- **Short problem**
Extract each line from the entries below that has the string "JSON" in it.
--- Start of The records ---
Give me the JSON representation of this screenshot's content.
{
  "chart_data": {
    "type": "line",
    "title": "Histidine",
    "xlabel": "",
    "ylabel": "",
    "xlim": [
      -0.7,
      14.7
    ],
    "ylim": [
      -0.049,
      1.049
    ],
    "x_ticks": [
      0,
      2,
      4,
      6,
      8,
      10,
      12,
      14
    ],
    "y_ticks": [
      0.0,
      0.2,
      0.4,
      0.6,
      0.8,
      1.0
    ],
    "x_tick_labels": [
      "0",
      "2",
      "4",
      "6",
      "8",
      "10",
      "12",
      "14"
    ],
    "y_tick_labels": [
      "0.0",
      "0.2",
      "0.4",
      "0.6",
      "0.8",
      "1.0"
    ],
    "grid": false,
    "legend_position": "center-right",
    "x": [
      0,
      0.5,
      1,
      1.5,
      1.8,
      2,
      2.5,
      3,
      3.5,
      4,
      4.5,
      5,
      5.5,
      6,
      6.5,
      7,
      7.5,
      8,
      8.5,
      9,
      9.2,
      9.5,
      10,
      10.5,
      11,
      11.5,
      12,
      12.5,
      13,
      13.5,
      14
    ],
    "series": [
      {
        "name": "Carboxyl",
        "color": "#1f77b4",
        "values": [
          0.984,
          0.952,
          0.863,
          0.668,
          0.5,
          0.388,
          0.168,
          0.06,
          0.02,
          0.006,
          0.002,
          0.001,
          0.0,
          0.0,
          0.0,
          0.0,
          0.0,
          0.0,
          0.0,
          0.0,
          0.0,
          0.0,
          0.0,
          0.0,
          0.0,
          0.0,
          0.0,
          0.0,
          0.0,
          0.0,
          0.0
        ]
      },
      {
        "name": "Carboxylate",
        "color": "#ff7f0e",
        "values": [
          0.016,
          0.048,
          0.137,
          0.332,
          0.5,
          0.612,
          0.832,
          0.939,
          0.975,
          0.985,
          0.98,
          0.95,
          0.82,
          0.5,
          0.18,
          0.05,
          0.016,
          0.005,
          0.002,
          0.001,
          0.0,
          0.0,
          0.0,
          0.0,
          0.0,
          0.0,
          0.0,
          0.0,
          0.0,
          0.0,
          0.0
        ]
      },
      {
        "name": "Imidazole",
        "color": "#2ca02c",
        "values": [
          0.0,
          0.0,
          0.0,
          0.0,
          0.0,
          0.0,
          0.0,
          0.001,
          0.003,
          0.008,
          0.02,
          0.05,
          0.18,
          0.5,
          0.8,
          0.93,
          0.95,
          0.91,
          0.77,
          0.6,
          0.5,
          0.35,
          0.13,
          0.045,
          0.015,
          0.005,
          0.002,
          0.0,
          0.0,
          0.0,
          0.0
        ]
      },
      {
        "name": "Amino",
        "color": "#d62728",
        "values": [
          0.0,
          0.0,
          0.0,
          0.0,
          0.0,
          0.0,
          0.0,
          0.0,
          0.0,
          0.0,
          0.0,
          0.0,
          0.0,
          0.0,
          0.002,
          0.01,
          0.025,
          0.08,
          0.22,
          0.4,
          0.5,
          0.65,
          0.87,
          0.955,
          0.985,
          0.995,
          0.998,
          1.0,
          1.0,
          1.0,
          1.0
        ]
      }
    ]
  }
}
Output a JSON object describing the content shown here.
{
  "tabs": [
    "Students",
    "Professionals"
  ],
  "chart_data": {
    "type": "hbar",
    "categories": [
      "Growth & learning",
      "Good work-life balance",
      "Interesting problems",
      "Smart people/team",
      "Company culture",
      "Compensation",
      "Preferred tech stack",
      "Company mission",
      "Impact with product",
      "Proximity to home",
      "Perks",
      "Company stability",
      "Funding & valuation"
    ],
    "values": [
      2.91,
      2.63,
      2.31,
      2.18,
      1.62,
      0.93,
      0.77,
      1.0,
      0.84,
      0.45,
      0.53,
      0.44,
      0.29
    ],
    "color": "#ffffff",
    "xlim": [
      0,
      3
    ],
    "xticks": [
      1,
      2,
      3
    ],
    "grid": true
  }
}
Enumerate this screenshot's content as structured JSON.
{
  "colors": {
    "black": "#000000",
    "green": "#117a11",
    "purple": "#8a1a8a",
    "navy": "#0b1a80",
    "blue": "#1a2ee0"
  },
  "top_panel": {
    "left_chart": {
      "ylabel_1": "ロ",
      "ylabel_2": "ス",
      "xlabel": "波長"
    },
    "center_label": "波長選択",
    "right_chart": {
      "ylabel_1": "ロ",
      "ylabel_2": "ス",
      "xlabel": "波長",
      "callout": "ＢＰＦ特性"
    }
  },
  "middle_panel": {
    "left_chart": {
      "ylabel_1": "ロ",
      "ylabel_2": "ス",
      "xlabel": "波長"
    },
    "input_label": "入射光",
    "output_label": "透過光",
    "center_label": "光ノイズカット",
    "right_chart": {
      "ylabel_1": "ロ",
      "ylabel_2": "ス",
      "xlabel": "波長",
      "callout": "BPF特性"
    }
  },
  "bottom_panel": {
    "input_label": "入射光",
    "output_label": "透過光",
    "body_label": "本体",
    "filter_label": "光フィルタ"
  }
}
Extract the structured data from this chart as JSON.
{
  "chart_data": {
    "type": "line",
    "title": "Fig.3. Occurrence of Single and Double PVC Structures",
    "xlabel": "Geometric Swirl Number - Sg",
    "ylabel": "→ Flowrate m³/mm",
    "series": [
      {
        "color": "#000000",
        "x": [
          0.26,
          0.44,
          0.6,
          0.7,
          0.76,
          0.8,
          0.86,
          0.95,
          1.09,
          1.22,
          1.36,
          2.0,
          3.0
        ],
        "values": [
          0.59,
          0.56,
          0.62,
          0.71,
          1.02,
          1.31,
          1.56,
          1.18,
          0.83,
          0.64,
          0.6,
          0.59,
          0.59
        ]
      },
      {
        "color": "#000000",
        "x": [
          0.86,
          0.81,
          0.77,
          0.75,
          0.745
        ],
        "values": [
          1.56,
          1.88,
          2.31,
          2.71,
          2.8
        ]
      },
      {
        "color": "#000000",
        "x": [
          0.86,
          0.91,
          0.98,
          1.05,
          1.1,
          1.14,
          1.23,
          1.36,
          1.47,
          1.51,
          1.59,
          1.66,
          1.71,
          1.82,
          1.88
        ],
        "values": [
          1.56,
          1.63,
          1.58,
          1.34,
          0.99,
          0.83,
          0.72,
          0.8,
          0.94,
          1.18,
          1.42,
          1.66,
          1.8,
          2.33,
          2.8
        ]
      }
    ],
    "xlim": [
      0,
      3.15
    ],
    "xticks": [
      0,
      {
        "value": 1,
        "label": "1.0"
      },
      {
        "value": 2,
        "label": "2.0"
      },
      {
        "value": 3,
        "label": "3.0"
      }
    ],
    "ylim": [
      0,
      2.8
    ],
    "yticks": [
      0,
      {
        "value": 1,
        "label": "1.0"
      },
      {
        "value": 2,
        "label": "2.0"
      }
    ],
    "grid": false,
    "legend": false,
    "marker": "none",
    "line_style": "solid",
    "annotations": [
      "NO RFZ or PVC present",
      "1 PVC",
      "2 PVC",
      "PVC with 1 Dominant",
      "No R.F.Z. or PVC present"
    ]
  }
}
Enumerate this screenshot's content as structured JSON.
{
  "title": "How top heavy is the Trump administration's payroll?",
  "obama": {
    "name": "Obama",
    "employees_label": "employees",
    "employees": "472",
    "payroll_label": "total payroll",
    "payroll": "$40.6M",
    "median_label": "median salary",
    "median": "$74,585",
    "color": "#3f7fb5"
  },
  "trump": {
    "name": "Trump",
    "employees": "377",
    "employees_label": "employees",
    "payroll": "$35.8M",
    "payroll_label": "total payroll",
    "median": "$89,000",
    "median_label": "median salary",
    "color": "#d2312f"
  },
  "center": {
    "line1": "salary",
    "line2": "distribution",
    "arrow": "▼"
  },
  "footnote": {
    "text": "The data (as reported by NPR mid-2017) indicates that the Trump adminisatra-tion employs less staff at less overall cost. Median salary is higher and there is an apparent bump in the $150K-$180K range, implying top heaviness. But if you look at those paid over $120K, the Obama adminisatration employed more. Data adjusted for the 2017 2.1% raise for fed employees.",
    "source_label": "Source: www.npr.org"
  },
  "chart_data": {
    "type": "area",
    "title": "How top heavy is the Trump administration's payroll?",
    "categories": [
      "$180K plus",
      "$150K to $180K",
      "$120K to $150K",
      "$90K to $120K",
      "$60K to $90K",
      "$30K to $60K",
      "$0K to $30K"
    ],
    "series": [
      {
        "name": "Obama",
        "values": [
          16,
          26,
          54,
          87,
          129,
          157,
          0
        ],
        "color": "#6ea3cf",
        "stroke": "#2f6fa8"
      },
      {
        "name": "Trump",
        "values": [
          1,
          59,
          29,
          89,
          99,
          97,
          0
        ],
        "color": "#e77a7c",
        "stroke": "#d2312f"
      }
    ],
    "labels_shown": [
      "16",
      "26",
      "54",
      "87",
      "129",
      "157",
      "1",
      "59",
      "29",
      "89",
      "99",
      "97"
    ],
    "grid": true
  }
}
--- End of The records ---
- **Task result**
Give me the JSON representation of this screenshot's content.
Output a JSON object describing the content shown here.
Enumerate this screenshot's content as structured JSON.
Extract the structured data from this chart as JSON.
Enumerate this screenshot's content as structured JSON.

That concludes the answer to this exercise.